(Some items)
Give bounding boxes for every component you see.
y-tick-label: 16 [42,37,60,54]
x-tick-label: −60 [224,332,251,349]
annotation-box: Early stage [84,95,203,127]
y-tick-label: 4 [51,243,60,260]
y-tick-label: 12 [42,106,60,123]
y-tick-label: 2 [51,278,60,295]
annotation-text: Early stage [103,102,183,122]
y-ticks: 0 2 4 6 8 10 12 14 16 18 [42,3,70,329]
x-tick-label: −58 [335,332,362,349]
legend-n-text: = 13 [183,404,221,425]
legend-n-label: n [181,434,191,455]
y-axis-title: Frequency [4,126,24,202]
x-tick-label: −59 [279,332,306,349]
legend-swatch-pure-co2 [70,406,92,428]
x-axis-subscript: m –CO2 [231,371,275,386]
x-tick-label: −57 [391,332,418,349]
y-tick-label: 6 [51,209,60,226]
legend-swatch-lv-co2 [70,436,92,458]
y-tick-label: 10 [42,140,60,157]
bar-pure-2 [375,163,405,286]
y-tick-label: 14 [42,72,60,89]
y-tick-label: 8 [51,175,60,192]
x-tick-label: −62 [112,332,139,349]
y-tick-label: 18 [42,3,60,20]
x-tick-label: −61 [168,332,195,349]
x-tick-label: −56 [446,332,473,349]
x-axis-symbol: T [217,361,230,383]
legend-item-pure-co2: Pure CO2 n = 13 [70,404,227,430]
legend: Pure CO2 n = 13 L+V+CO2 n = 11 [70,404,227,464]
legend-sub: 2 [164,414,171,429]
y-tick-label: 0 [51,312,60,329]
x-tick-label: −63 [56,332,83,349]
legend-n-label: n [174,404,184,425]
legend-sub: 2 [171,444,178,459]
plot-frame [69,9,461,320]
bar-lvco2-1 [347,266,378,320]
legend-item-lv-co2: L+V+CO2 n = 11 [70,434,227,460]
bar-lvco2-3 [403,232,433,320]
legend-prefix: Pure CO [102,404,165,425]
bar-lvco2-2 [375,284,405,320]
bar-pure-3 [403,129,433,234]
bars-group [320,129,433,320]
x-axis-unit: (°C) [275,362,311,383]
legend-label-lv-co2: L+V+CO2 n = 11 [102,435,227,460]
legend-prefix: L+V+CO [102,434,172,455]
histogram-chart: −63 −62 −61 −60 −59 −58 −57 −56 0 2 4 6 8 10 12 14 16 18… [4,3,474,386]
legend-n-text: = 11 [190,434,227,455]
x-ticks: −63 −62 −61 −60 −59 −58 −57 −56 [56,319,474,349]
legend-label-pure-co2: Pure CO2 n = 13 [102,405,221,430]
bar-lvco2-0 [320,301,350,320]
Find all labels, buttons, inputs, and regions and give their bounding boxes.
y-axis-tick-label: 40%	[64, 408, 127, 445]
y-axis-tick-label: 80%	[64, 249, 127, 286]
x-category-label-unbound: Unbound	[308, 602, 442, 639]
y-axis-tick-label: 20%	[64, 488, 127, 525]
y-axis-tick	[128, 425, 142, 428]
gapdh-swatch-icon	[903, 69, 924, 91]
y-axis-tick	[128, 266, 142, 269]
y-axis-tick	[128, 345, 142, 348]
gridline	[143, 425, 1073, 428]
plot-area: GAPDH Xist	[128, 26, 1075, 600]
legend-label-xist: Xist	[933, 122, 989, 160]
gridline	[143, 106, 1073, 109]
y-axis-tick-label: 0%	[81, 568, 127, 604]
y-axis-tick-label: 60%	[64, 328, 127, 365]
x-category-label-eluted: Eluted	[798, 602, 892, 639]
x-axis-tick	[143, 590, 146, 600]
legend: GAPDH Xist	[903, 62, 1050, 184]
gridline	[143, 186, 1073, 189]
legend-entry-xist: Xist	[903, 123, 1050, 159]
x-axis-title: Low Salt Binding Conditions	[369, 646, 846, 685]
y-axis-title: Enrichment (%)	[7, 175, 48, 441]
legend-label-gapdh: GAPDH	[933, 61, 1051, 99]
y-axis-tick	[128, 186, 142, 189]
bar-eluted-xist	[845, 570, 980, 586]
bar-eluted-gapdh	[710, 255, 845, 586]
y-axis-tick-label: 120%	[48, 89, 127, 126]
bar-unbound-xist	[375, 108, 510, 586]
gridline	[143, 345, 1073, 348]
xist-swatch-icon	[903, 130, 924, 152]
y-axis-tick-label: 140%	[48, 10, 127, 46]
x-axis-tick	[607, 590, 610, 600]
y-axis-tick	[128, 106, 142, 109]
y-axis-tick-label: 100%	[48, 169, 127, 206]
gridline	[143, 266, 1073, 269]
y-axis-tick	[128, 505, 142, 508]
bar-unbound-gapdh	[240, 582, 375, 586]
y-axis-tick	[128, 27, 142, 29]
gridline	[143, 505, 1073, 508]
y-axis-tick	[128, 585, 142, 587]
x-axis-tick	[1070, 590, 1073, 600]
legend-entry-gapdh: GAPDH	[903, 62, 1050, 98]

§ EXERCISE REQUIREMENTS
Could you convert every line of the items above into a JSON list of strings, with one string per line and blank lines left out?

§ OUTPUT
[
  "Give bounding boxes for every component you see.",
  "y-tick-label: 16 [42,37,60,54]",
  "x-tick-label: −60 [224,332,251,349]",
  "annotation-box: Early stage [84,95,203,127]",
  "y-tick-label: 4 [51,243,60,260]",
  "y-tick-label: 12 [42,106,60,123]",
  "y-tick-label: 2 [51,278,60,295]",
  "annotation-text: Early stage [103,102,183,122]",
  "y-ticks: 0 2 4 6 8 10 12 14 16 18 [42,3,70,329]",
  "x-tick-label: −58 [335,332,362,349]",
  "legend-n-text: = 13 [183,404,221,425]",
  "legend-n-label: n [181,434,191,455]",
  "y-axis-title: Frequency [4,126,24,202]",
  "x-tick-label: −59 [279,332,306,349]",
  "legend-swatch-pure-co2 [70,406,92,428]",
  "x-axis-subscript: m –CO2 [231,371,275,386]",
  "x-tick-label: −57 [391,332,418,349]",
  "y-tick-label: 6 [51,209,60,226]",
  "legend-swatch-lv-co2 [70,436,92,458]",
  "y-tick-label: 10 [42,140,60,157]",
  "bar-pure-2 [375,163,405,286]",
  "y-tick-label: 14 [42,72,60,89]",
  "y-tick-label: 8 [51,175,60,192]",
  "x-tick-label: −62 [112,332,139,349]",
  "y-tick-label: 18 [42,3,60,20]",
  "x-tick-label: −61 [168,332,195,349]",
  "x-tick-label: −56 [446,332,473,349]",
  "x-axis-symbol: T [217,361,230,383]",
  "legend-item-pure-co2: Pure CO2 n = 13 [70,404,227,430]",
  "legend: Pure CO2 n = 13 L+V+CO2 n = 11 [70,404,227,464]",
  "legend-sub: 2 [164,414,171,429]",
  "y-tick-label: 0 [51,312,60,329]",
  "x-tick-label: −63 [56,332,83,349]",
  "legend-n-label: n [174,404,184,425]",
  "legend-sub: 2 [171,444,178,459]",
  "plot-frame [69,9,461,320]",
  "bar-lvco2-1 [347,266,378,320]",
  "legend-item-lv-co2: L+V+CO2 n = 11 [70,434,227,460]",
  "bar-lvco2-3 [403,232,433,320]",
  "legend-prefix: Pure CO [102,404,165,425]",
  "bar-lvco2-2 [375,284,405,320]",
  "bar-pure-3 [403,129,433,234]",
  "bars-group [320,129,433,320]",
  "x-axis-unit: (°C) [275,362,311,383]",
  "legend-label-lv-co2: L+V+CO2 n = 11 [102,435,227,460]",
  "legend-prefix: L+V+CO [102,434,172,455]",
  "histogram-chart: −63 −62 −61 −60 −59 −58 −57 −56 0 2 4 6 8 10 12 14 16 18… [4,3,474,386]",
  "legend-n-text: = 11 [190,434,227,455]",
  "x-ticks: −63 −62 −61 −60 −59 −58 −57 −56 [56,319,474,349]",
  "legend-label-pure-co2: Pure CO2 n = 13 [102,405,221,430]",
  "bar-lvco2-0 [320,301,350,320]",
  "Find all labels, buttons, inputs, and regions and give their bounding boxes.",
  "y-axis-tick-label: 40%\t[64, 408, 127, 445]",
  "y-axis-tick-label: 80%\t[64, 249, 127, 286]",
  "x-category-label-unbound: Unbound\t[308, 602, 442, 639]",
  "y-axis-tick-label: 20%\t[64, 488, 127, 525]",
  "y-axis-tick\t[128, 425, 142, 428]",
  "gapdh-swatch-icon\t[903, 69, 924, 91]",
  "y-axis-tick\t[128, 266, 142, 269]",
  "y-axis-tick\t[128, 345, 142, 348]",
  "gridline\t[143, 425, 1073, 428]",
  "plot-area: GAPDH Xist\t[128, 26, 1075, 600]",
  "legend-label-xist: Xist\t[933, 122, 989, 160]",
  "gridline\t[143, 106, 1073, 109]",
  "y-axis-tick-label: 0%\t[81, 568, 127, 604]",
  "y-axis-tick-label: 60%\t[64, 328, 127, 365]",
  "x-category-label-eluted: Eluted\t[798, 602, 892, 639]",
  "x-axis-tick\t[143, 590, 146, 600]",
  "legend: GAPDH Xist\t[903, 62, 1050, 184]",
  "gridline\t[143, 186, 1073, 189]",
  "legend-entry-xist: Xist\t[903, 123, 1050, 159]",
  "x-axis-title: Low Salt Binding Conditions\t[369, 646, 846, 685]",
  "y-axis-title: Enrichment (%)\t[7, 175, 48, 441]",
  "legend-label-gapdh: GAPDH\t[933, 61, 1051, 99]",
  "y-axis-tick\t[128, 186, 142, 189]",
  "bar-eluted-xist\t[845, 570, 980, 586]",
  "bar-eluted-gapdh\t[710, 255, 845, 586]",
  "y-axis-tick-label: 120%\t[48, 89, 127, 126]",
  "bar-unbound-xist\t[375, 108, 510, 586]",
  "gridline\t[143, 345, 1073, 348]",
  "xist-swatch-icon\t[903, 130, 924, 152]",
  "y-axis-tick-label: 140%\t[48, 10, 127, 46]",
  "x-axis-tick\t[607, 590, 610, 600]",
  "y-axis-tick\t[128, 106, 142, 109]",
  "y-axis-tick-label: 100%\t[48, 169, 127, 206]",
  "gridline\t[143, 266, 1073, 269]",
  "y-axis-tick\t[128, 505, 142, 508]",
  "bar-unbound-gapdh\t[240, 582, 375, 586]",
  "y-axis-tick\t[128, 27, 142, 29]",
  "gridline\t[143, 505, 1073, 508]",
  "y-axis-tick\t[128, 585, 142, 587]",
  "x-axis-tick\t[1070, 590, 1073, 600]",
  "legend-entry-gapdh: GAPDH\t[903, 62, 1050, 98]"
]